— Start —

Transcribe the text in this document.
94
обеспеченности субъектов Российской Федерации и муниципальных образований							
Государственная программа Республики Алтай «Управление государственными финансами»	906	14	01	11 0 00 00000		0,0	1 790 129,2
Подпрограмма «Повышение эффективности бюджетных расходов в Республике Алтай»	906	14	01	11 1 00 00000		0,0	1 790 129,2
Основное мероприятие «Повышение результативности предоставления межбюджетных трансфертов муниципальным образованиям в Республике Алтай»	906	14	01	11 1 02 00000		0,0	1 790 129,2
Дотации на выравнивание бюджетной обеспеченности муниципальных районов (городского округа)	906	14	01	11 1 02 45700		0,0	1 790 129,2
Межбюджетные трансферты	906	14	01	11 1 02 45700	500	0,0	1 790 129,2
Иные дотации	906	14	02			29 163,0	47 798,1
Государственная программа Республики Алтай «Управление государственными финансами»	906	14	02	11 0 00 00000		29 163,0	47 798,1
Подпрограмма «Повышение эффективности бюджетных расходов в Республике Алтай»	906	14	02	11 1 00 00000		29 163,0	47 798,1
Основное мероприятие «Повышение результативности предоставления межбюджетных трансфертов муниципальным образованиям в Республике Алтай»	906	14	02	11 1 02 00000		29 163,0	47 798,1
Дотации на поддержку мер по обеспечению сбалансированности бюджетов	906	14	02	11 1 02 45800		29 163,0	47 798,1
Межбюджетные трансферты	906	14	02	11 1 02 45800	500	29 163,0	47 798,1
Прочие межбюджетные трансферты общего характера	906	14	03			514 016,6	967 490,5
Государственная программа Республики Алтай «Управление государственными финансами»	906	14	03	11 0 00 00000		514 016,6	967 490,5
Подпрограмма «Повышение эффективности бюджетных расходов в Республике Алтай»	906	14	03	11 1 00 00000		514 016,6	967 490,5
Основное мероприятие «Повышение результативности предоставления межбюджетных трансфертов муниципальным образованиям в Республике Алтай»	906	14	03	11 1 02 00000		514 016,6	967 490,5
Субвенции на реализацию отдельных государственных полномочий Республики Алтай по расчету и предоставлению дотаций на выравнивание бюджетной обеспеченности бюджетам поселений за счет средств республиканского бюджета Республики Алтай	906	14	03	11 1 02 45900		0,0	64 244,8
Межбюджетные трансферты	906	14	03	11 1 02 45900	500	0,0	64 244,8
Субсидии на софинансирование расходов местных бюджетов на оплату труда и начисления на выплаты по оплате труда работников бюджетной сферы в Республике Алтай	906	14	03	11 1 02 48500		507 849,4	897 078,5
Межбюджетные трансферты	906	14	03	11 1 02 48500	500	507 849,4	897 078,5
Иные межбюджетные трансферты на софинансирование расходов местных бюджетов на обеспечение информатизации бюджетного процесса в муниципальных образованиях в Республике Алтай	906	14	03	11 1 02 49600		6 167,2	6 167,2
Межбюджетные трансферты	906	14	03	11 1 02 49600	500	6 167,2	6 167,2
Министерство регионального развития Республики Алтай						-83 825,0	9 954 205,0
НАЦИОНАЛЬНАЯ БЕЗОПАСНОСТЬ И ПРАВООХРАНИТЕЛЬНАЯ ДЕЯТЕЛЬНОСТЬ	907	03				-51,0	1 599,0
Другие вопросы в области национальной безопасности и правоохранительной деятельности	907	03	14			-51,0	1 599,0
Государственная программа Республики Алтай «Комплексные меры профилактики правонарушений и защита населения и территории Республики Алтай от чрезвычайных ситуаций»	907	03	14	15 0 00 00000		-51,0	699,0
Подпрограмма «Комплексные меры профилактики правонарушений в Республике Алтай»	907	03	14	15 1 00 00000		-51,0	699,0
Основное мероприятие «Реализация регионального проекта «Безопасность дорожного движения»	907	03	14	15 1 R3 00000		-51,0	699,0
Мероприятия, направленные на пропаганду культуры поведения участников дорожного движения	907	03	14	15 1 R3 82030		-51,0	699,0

— End —

▸ **Exercise task**:
Pick out every line of the listing containing the word "финансами", and show those lines.

▸ **Worked answer**:
Государственная программа Республики Алтай «Управление государственными финансами»	906	14	01	11 0 00 00000		0,0	1 790 129,2
Государственная программа Республики Алтай «Управление государственными финансами»	906	14	02	11 0 00 00000		29 163,0	47 798,1
Государственная программа Республики Алтай «Управление государственными финансами»	906	14	03	11 0 00 00000		514 016,6	967 490,5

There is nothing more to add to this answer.